Start of MATERIAL PROVIDED

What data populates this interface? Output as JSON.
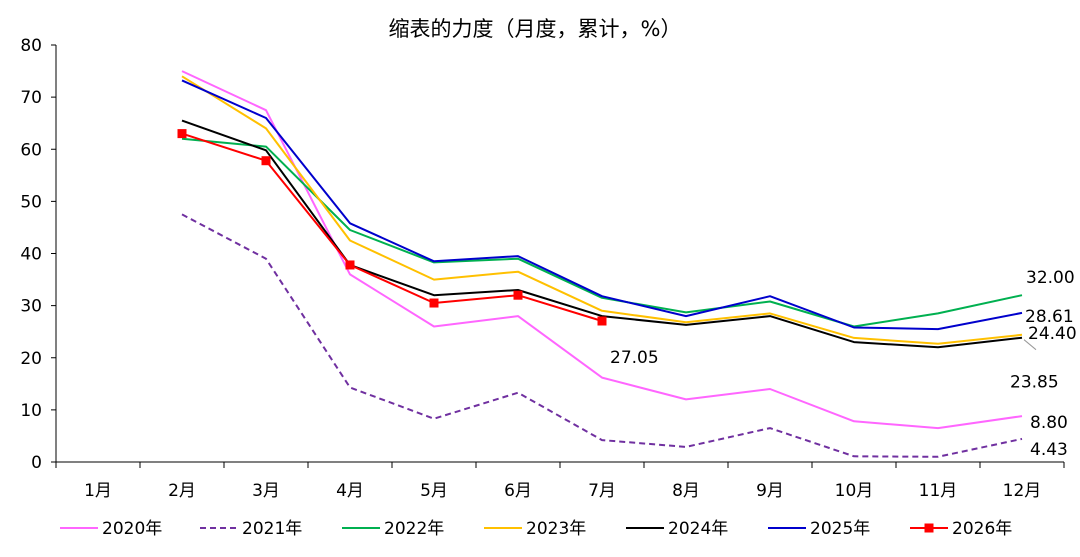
{
  "chart_data": {
    "type": "line",
    "title": "缩表的力度（月度，累计，%）",
    "xlabel": "",
    "ylabel": "",
    "categories": [
      "1月",
      "2月",
      "3月",
      "4月",
      "5月",
      "6月",
      "7月",
      "8月",
      "9月",
      "10月",
      "11月",
      "12月"
    ],
    "ylim": [
      0,
      80
    ],
    "yticks": [
      "0",
      "10",
      "20",
      "30",
      "40",
      "50",
      "60",
      "70",
      "80"
    ],
    "grid": false,
    "legend_position": "bottom",
    "series": [
      {
        "name": "2020年",
        "color": "#ff66ff",
        "dash": "solid",
        "values": [
          null,
          75.0,
          67.5,
          36.0,
          26.0,
          28.0,
          16.2,
          12.0,
          14.0,
          7.8,
          6.5,
          8.8
        ]
      },
      {
        "name": "2021年",
        "color": "#7030a0",
        "dash": "dashed",
        "values": [
          null,
          47.5,
          39.0,
          14.3,
          8.3,
          13.3,
          4.2,
          2.9,
          6.5,
          1.1,
          1.0,
          4.43
        ]
      },
      {
        "name": "2022年",
        "color": "#00b050",
        "dash": "solid",
        "values": [
          null,
          62.0,
          60.5,
          44.5,
          38.3,
          39.0,
          31.5,
          28.7,
          30.8,
          26.0,
          28.5,
          32.0
        ]
      },
      {
        "name": "2023年",
        "color": "#ffc000",
        "dash": "solid",
        "values": [
          null,
          74.0,
          64.0,
          42.5,
          35.0,
          36.5,
          29.0,
          26.8,
          28.5,
          23.8,
          22.7,
          24.4
        ]
      },
      {
        "name": "2024年",
        "color": "#000000",
        "dash": "solid",
        "values": [
          null,
          65.5,
          59.8,
          37.8,
          32.0,
          33.0,
          28.0,
          26.3,
          28.0,
          23.0,
          22.0,
          23.85
        ]
      },
      {
        "name": "2025年",
        "color": "#0000cc",
        "dash": "solid",
        "values": [
          null,
          73.2,
          66.0,
          45.8,
          38.5,
          39.5,
          31.8,
          28.0,
          31.8,
          25.8,
          25.5,
          28.61
        ]
      },
      {
        "name": "2026年",
        "color": "#ff0000",
        "dash": "solid",
        "marker": "square",
        "values": [
          null,
          63.0,
          57.8,
          37.8,
          30.5,
          32.0,
          27.05,
          null,
          null,
          null,
          null,
          null
        ]
      }
    ],
    "data_labels": [
      {
        "text": "32.00",
        "series": "2022年"
      },
      {
        "text": "28.61",
        "series": "2025年"
      },
      {
        "text": "24.40",
        "series": "2023年"
      },
      {
        "text": "23.85",
        "series": "2024年"
      },
      {
        "text": "8.80",
        "series": "2020年"
      },
      {
        "text": "4.43",
        "series": "2021年"
      },
      {
        "text": "27.05",
        "series": "2026年"
      }
    ]
  }
}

End of MATERIAL PROVIDED

▶ _WHAT YOU SHOULD DO_
From the entries above, list each line with "name" in it.

▶ _CORRECT RESPONSE_
        "name": "2020年",
        "name": "2021年",
        "name": "2022年",
        "name": "2023年",
        "name": "2024年",
        "name": "2025年",
        "name": "2026年",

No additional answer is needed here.